# DIRECTIONS:
Exactly as given, write out the lines from the one containing "What data populates" through the end of the listing, with both ends included and nothing else.

====================

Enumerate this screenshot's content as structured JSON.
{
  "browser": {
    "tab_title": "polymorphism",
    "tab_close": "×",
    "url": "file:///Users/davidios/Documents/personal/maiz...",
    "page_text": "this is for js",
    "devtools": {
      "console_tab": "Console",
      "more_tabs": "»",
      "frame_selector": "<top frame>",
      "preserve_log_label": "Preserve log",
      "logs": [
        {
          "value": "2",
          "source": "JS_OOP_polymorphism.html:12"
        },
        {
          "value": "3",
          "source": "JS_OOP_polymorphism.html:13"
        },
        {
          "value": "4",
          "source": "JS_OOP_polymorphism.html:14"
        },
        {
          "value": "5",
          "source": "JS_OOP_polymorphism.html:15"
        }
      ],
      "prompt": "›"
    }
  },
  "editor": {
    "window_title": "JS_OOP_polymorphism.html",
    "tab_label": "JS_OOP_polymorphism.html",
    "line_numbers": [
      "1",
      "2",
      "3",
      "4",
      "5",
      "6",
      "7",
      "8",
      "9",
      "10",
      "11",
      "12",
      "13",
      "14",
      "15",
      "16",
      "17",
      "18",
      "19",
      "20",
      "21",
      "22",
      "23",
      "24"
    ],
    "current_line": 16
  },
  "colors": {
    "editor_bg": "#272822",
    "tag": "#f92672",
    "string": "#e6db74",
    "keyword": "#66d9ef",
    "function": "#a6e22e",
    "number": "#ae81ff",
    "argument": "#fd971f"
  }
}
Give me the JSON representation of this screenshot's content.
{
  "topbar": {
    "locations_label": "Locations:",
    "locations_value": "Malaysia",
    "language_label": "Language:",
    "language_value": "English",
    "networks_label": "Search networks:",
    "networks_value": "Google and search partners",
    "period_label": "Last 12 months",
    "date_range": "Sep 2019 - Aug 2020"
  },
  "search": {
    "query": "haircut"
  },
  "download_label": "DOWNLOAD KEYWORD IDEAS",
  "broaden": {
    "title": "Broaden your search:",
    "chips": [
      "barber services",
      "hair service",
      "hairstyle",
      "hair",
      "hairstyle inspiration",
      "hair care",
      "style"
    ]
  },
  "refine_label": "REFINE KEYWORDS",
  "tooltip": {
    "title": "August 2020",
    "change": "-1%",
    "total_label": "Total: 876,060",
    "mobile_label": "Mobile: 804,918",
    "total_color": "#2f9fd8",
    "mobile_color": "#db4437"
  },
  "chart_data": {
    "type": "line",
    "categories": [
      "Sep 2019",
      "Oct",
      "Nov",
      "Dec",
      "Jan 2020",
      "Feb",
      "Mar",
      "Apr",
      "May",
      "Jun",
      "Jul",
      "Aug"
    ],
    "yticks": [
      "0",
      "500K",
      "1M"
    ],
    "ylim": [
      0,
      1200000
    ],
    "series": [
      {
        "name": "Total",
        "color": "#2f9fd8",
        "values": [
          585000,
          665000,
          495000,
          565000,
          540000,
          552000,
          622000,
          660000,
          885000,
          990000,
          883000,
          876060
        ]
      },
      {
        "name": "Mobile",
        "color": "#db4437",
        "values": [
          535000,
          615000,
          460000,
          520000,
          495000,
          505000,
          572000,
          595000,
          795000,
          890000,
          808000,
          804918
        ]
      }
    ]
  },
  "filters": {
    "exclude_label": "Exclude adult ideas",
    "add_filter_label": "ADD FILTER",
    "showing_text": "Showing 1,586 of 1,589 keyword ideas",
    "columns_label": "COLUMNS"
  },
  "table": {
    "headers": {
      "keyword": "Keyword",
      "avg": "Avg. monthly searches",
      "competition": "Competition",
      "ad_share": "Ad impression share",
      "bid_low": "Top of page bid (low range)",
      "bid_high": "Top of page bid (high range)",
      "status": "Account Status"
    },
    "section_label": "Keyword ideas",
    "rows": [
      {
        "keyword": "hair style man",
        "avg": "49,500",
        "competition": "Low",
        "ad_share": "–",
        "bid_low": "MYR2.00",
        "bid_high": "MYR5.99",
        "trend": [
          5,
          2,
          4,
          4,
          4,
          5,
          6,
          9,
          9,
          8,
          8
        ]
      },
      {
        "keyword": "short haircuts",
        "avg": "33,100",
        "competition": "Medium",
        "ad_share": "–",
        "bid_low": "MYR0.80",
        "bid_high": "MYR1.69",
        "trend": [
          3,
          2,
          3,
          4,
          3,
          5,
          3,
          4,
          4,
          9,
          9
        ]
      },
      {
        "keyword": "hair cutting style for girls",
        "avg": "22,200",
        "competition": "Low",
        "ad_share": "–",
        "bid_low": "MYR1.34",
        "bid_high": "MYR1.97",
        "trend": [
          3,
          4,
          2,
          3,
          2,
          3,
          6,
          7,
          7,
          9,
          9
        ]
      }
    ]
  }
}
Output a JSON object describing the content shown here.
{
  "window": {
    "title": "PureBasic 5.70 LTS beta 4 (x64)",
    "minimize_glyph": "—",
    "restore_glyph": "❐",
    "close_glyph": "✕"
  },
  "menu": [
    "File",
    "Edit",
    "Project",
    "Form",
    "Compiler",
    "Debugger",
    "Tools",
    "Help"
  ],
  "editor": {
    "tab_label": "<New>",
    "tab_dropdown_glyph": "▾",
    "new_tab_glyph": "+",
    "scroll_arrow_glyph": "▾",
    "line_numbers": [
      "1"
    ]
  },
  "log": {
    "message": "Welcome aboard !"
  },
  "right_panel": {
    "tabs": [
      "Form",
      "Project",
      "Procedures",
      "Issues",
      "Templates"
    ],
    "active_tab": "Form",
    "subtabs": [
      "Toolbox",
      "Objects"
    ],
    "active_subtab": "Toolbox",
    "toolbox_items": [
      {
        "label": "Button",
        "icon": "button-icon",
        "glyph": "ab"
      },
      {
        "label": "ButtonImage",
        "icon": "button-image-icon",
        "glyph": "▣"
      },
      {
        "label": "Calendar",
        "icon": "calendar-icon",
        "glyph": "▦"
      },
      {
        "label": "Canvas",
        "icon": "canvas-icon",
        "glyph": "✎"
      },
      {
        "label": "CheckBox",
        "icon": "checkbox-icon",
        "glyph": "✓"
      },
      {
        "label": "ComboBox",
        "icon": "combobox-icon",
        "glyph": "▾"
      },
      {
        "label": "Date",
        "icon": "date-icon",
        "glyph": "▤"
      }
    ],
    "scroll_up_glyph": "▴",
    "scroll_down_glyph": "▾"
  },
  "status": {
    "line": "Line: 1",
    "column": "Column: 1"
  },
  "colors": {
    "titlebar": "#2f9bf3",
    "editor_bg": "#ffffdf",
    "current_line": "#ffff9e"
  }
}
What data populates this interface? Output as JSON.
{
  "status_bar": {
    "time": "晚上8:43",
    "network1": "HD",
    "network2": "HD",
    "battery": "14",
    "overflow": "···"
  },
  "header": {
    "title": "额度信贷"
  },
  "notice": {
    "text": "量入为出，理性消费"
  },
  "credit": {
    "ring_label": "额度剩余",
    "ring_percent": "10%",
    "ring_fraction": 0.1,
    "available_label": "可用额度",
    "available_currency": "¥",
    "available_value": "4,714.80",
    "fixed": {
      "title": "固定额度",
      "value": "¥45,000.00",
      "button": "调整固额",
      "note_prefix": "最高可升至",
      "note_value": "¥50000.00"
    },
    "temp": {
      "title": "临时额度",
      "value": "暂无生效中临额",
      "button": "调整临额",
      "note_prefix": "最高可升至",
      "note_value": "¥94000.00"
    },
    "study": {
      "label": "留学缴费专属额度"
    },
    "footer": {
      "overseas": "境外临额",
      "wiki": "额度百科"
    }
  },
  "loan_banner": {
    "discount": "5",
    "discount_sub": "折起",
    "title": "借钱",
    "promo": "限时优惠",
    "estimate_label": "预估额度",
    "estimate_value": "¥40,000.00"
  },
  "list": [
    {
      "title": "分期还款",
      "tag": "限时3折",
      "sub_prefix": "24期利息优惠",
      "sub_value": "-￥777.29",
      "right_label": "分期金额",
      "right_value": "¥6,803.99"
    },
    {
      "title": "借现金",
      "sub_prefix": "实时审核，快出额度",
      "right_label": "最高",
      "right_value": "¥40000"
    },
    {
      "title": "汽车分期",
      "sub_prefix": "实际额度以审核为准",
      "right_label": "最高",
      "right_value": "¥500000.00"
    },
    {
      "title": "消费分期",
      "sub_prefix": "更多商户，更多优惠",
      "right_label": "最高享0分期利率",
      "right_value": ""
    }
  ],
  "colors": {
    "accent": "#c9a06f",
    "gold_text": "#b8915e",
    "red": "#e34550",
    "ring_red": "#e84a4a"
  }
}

====================

# RESPONSE TO THIS TASK:
What data populates this interface? Output as JSON.
{
  "status_bar": {
    "time": "晚上8:43",
    "network1": "HD",
    "network2": "HD",
    "battery": "14",
    "overflow": "···"
  },
  "header": {
    "title": "额度信贷"
  },
  "notice": {
    "text": "量入为出，理性消费"
  },
  "credit": {
    "ring_label": "额度剩余",
    "ring_percent": "10%",
    "ring_fraction": 0.1,
    "available_label": "可用额度",
    "available_currency": "¥",
    "available_value": "4,714.80",
    "fixed": {
      "title": "固定额度",
      "value": "¥45,000.00",
      "button": "调整固额",
      "note_prefix": "最高可升至",
      "note_value": "¥50000.00"
    },
    "temp": {
      "title": "临时额度",
      "value": "暂无生效中临额",
      "button": "调整临额",
      "note_prefix": "最高可升至",
      "note_value": "¥94000.00"
    },
    "study": {
      "label": "留学缴费专属额度"
    },
    "footer": {
      "overseas": "境外临额",
      "wiki": "额度百科"
    }
  },
  "loan_banner": {
    "discount": "5",
    "discount_sub": "折起",
    "title": "借钱",
    "promo": "限时优惠",
    "estimate_label": "预估额度",
    "estimate_value": "¥40,000.00"
  },
  "list": [
    {
      "title": "分期还款",
      "tag": "限时3折",
      "sub_prefix": "24期利息优惠",
      "sub_value": "-￥777.29",
      "right_label": "分期金额",
      "right_value": "¥6,803.99"
    },
    {
      "title": "借现金",
      "sub_prefix": "实时审核，快出额度",
      "right_label": "最高",
      "right_value": "¥40000"
    },
    {
      "title": "汽车分期",
      "sub_prefix": "实际额度以审核为准",
      "right_label": "最高",
      "right_value": "¥500000.00"
    },
    {
      "title": "消费分期",
      "sub_prefix": "更多商户，更多优惠",
      "right_label": "最高享0分期利率",
      "right_value": ""
    }
  ],
  "colors": {
    "accent": "#c9a06f",
    "gold_text": "#b8915e",
    "red": "#e34550",
    "ring_red": "#e84a4a"
  }
}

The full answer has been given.